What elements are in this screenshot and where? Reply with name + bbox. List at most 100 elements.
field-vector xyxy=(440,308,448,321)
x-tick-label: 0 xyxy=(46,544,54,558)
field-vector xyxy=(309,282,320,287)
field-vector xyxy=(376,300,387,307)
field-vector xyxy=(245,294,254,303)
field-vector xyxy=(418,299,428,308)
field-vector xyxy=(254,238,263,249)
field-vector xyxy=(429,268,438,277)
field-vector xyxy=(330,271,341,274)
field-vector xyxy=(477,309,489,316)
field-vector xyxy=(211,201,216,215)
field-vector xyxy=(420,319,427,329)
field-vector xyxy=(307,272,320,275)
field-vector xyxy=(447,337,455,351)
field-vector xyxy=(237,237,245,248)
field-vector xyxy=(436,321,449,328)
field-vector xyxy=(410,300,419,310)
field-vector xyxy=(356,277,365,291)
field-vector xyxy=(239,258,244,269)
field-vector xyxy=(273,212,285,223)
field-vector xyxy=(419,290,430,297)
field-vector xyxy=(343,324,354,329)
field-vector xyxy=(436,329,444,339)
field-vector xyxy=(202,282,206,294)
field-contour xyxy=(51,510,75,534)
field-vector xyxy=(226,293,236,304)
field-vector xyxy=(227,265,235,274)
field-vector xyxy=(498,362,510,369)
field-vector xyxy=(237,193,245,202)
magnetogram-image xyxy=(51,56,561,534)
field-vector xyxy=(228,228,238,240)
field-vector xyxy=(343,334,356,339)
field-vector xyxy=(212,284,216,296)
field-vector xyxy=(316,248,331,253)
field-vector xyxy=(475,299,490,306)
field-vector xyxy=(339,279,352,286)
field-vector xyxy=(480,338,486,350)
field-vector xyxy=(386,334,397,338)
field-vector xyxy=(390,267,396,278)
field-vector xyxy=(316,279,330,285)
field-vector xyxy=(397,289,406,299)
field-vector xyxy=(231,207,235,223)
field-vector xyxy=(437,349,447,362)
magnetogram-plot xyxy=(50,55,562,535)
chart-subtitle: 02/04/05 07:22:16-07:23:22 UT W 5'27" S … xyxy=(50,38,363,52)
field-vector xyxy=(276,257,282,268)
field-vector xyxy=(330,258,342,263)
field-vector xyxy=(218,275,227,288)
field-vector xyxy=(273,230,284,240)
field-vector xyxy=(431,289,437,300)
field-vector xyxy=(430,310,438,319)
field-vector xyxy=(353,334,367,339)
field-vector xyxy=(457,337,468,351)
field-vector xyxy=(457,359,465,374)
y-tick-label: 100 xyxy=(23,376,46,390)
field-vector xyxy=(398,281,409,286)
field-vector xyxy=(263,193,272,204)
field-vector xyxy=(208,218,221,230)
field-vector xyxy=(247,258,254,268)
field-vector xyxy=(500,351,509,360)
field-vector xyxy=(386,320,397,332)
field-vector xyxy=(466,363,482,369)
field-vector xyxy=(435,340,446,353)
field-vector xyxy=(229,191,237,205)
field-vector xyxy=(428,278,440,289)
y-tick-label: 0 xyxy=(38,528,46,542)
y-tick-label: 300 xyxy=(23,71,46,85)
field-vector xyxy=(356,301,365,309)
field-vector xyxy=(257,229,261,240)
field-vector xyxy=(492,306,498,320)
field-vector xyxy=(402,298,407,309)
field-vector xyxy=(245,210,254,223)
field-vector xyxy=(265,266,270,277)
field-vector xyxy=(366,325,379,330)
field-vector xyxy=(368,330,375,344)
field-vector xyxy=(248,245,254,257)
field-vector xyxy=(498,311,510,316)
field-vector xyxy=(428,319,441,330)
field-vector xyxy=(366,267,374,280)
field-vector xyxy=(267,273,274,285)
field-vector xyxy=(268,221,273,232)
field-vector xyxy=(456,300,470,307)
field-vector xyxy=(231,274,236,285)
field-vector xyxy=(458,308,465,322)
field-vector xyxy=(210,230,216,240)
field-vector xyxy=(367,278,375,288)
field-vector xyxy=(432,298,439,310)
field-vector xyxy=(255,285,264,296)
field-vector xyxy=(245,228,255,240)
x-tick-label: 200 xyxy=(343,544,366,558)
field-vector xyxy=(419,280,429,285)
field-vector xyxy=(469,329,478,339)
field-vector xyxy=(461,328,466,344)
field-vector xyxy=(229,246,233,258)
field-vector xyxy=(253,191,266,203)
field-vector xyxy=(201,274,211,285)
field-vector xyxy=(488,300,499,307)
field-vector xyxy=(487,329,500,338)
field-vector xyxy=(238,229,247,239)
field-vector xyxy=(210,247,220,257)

=====

WHAT THE TASK REQUIRES – Swap "field-vector" for "arrow" in the lines from the first one through the line with "field-vector xyxy=(477,309,489,316)", leaving everything else the same, and give back only those lines.

TASK SOLUTION –
What elements are in this screenshot and where? Reply with name + bbox. List at most 100 elements.
arrow xyxy=(440,308,448,321)
x-tick-label: 0 xyxy=(46,544,54,558)
arrow xyxy=(309,282,320,287)
arrow xyxy=(376,300,387,307)
arrow xyxy=(245,294,254,303)
arrow xyxy=(418,299,428,308)
arrow xyxy=(254,238,263,249)
arrow xyxy=(429,268,438,277)
arrow xyxy=(330,271,341,274)
arrow xyxy=(477,309,489,316)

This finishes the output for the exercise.